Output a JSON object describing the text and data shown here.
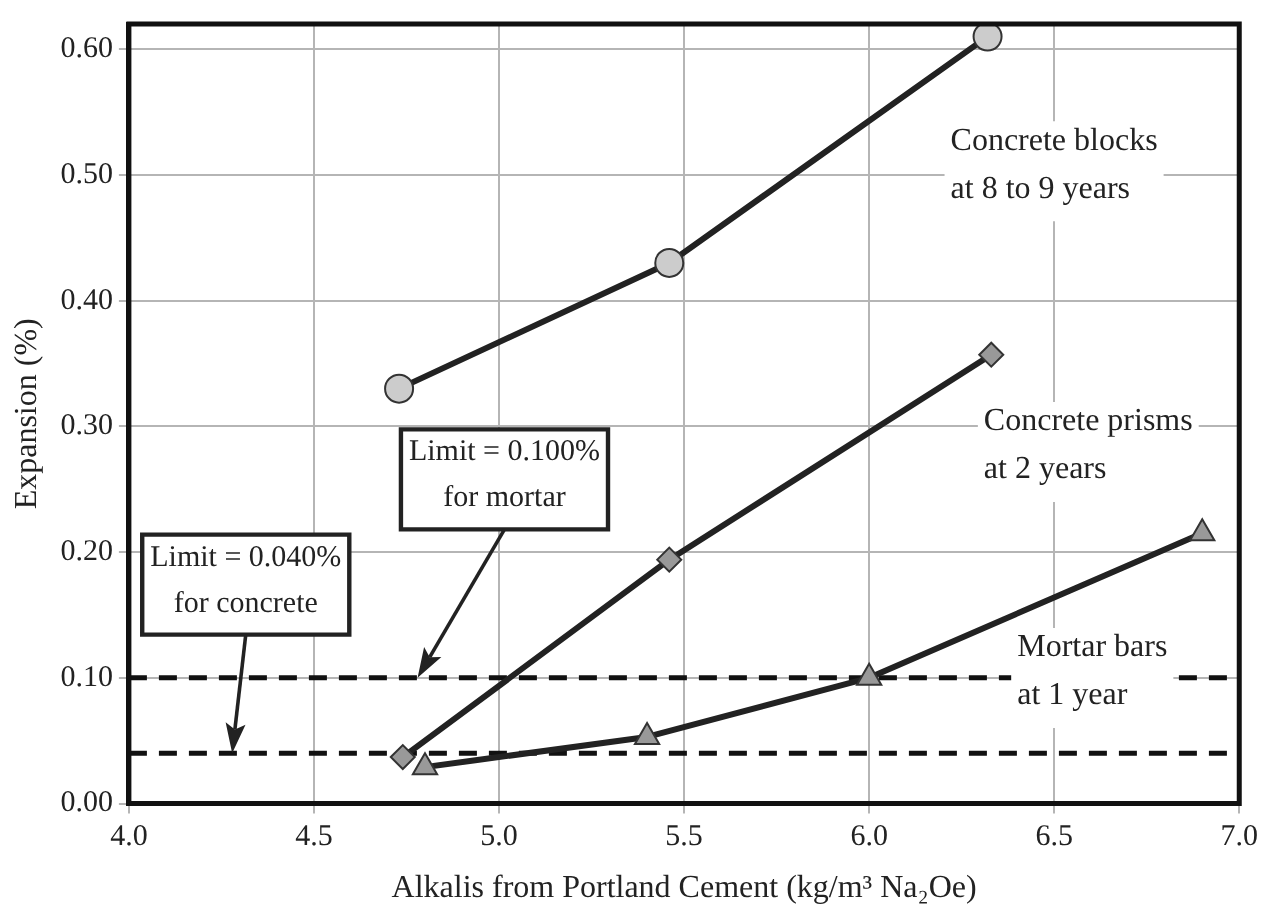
{
  "chart_data": {
    "type": "line",
    "xlabel": "Alkalis from Portland Cement (kg/m³ Na₂Oe)",
    "ylabel": "Expansion (%)",
    "xlim": [
      4,
      7
    ],
    "xticks": [
      {
        "value": 4,
        "label": "4.0"
      },
      {
        "value": 4.5,
        "label": "4.5"
      },
      {
        "value": 5,
        "label": "5.0"
      },
      {
        "value": 5.5,
        "label": "5.5"
      },
      {
        "value": 6,
        "label": "6.0"
      },
      {
        "value": 6.5,
        "label": "6.5"
      },
      {
        "value": 7,
        "label": "7.0"
      }
    ],
    "ylim": [
      0,
      0.62
    ],
    "yticks": [
      {
        "value": 0,
        "label": "0.00"
      },
      {
        "value": 0.1,
        "label": "0.10"
      },
      {
        "value": 0.2,
        "label": "0.20"
      },
      {
        "value": 0.3,
        "label": "0.30"
      },
      {
        "value": 0.4,
        "label": "0.40"
      },
      {
        "value": 0.5,
        "label": "0.50"
      },
      {
        "value": 0.6,
        "label": "0.60"
      }
    ],
    "grid": true,
    "line_style": "solid",
    "series": [
      {
        "name": "Concrete blocks\nat 8 to 9 years",
        "color": "#cccccc",
        "marker": "circle",
        "x": [
          4.73,
          5.46,
          6.32
        ],
        "values": [
          0.33,
          0.43,
          0.61
        ]
      },
      {
        "name": "Concrete prisms\nat 2 years",
        "color": "#999999",
        "marker": "diamond",
        "x": [
          4.74,
          5.46,
          6.33
        ],
        "values": [
          0.037,
          0.194,
          0.357
        ]
      },
      {
        "name": "Mortar bars\nat 1 year",
        "color": "#999999",
        "marker": "triangle",
        "x": [
          4.8,
          5.4,
          6.0,
          6.9
        ],
        "values": [
          0.029,
          0.053,
          0.1,
          0.215
        ]
      }
    ],
    "ref_lines": [
      {
        "axis": "y",
        "value": 0.1,
        "line_style": "dashed"
      },
      {
        "axis": "y",
        "value": 0.04,
        "line_style": "dashed"
      }
    ],
    "annotations": [
      "Limit = 0.100%\nfor mortar",
      "Limit = 0.040%\nfor concrete"
    ]
  }
}
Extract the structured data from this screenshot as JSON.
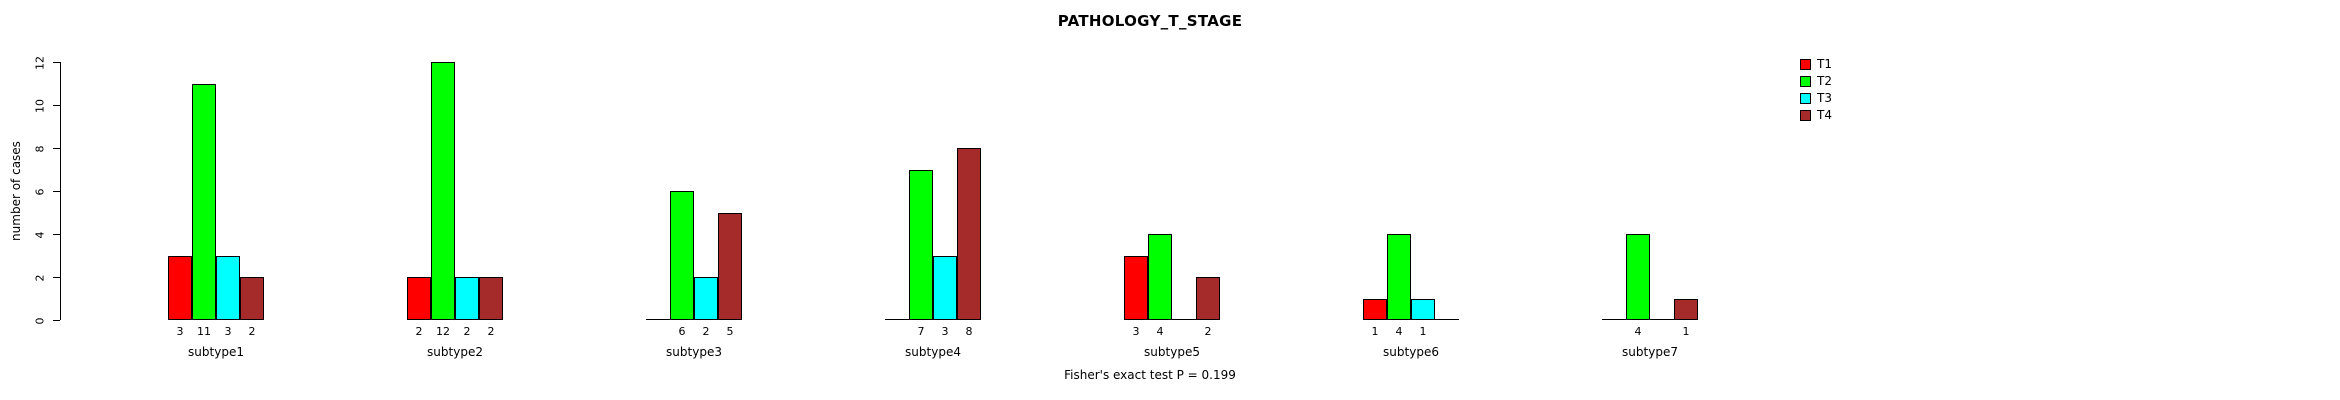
{
  "chart_data": {
    "type": "bar",
    "title": "PATHOLOGY_T_STAGE",
    "xlabel": "",
    "ylabel": "number of cases",
    "ylim": [
      0,
      12
    ],
    "yticks": [
      0,
      2,
      4,
      6,
      8,
      10,
      12
    ],
    "grid": false,
    "legend_position": "right",
    "bar_value_labels": true,
    "categories": [
      "subtype1",
      "subtype2",
      "subtype3",
      "subtype4",
      "subtype5",
      "subtype6",
      "subtype7"
    ],
    "series": [
      {
        "name": "T1",
        "color": "#FF0000",
        "values": [
          3,
          2,
          0,
          0,
          3,
          1,
          0
        ]
      },
      {
        "name": "T2",
        "color": "#00FF00",
        "values": [
          11,
          12,
          6,
          7,
          4,
          4,
          4
        ]
      },
      {
        "name": "T3",
        "color": "#00FFFF",
        "values": [
          3,
          2,
          2,
          3,
          0,
          1,
          0
        ]
      },
      {
        "name": "T4",
        "color": "#A52A2A",
        "values": [
          2,
          2,
          5,
          8,
          2,
          0,
          1
        ]
      }
    ],
    "footer": "Fisher's exact test P = 0.199"
  }
}
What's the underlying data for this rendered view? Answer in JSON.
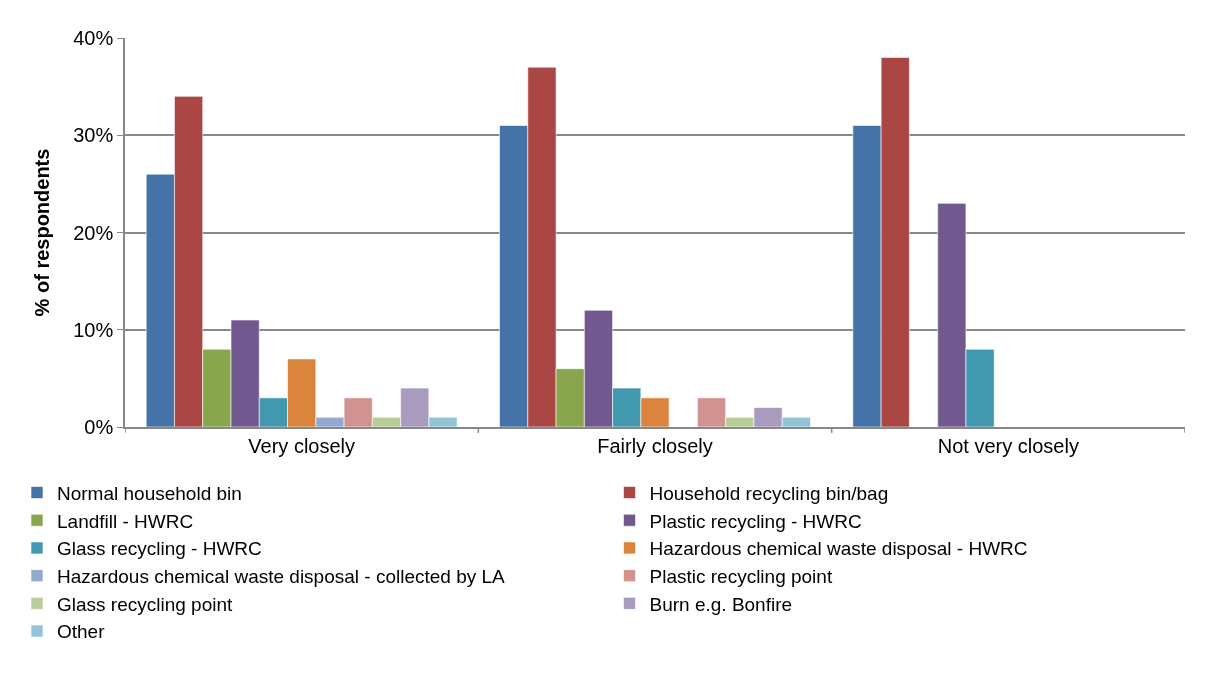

- - - - - - -

TO DO. Go through the listing above and quote it exactly, apart from its images.

COMPLETE RESPONSE.
Output a JSON object describing the text and data shown here.
{
  "chart_data": {
    "type": "line",
    "xlabel": "Alkalis from Portland Cement (kg/m³ Na₂Oe)",
    "ylabel": "Expansion (%)",
    "xlim": [
      4,
      7
    ],
    "xticks": [
      {
        "value": 4,
        "label": "4.0"
      },
      {
        "value": 4.5,
        "label": "4.5"
      },
      {
        "value": 5,
        "label": "5.0"
      },
      {
        "value": 5.5,
        "label": "5.5"
      },
      {
        "value": 6,
        "label": "6.0"
      },
      {
        "value": 6.5,
        "label": "6.5"
      },
      {
        "value": 7,
        "label": "7.0"
      }
    ],
    "ylim": [
      0,
      0.62
    ],
    "yticks": [
      {
        "value": 0,
        "label": "0.00"
      },
      {
        "value": 0.1,
        "label": "0.10"
      },
      {
        "value": 0.2,
        "label": "0.20"
      },
      {
        "value": 0.3,
        "label": "0.30"
      },
      {
        "value": 0.4,
        "label": "0.40"
      },
      {
        "value": 0.5,
        "label": "0.50"
      },
      {
        "value": 0.6,
        "label": "0.60"
      }
    ],
    "grid": true,
    "line_style": "solid",
    "series": [
      {
        "name": "Concrete blocks\nat 8 to 9 years",
        "color": "#cccccc",
        "marker": "circle",
        "x": [
          4.73,
          5.46,
          6.32
        ],
        "values": [
          0.33,
          0.43,
          0.61
        ]
      },
      {
        "name": "Concrete prisms\nat 2 years",
        "color": "#999999",
        "marker": "diamond",
        "x": [
          4.74,
          5.46,
          6.33
        ],
        "values": [
          0.037,
          0.194,
          0.357
        ]
      },
      {
        "name": "Mortar bars\nat 1 year",
        "color": "#999999",
        "marker": "triangle",
        "x": [
          4.8,
          5.4,
          6.0,
          6.9
        ],
        "values": [
          0.029,
          0.053,
          0.1,
          0.215
        ]
      }
    ],
    "ref_lines": [
      {
        "axis": "y",
        "value": 0.1,
        "line_style": "dashed"
      },
      {
        "axis": "y",
        "value": 0.04,
        "line_style": "dashed"
      }
    ],
    "annotations": [
      "Limit = 0.100%\nfor mortar",
      "Limit = 0.040%\nfor concrete"
    ]
  }
}
Extract the structured data from this screenshot as JSON.
{
  "chart_data": {
    "type": "bar",
    "title": "PATHOLOGY_T_STAGE",
    "xlabel": "",
    "ylabel": "number of cases",
    "ylim": [
      0,
      12
    ],
    "yticks": [
      0,
      2,
      4,
      6,
      8,
      10,
      12
    ],
    "grid": false,
    "legend_position": "right",
    "bar_value_labels": true,
    "categories": [
      "subtype1",
      "subtype2",
      "subtype3",
      "subtype4",
      "subtype5",
      "subtype6",
      "subtype7"
    ],
    "series": [
      {
        "name": "T1",
        "color": "#FF0000",
        "values": [
          3,
          2,
          0,
          0,
          3,
          1,
          0
        ]
      },
      {
        "name": "T2",
        "color": "#00FF00",
        "values": [
          11,
          12,
          6,
          7,
          4,
          4,
          4
        ]
      },
      {
        "name": "T3",
        "color": "#00FFFF",
        "values": [
          3,
          2,
          2,
          3,
          0,
          1,
          0
        ]
      },
      {
        "name": "T4",
        "color": "#A52A2A",
        "values": [
          2,
          2,
          5,
          8,
          2,
          0,
          1
        ]
      }
    ],
    "footer": "Fisher's exact test P = 0.199"
  }
}
What's the underlying data for this rendered view? Answer in JSON.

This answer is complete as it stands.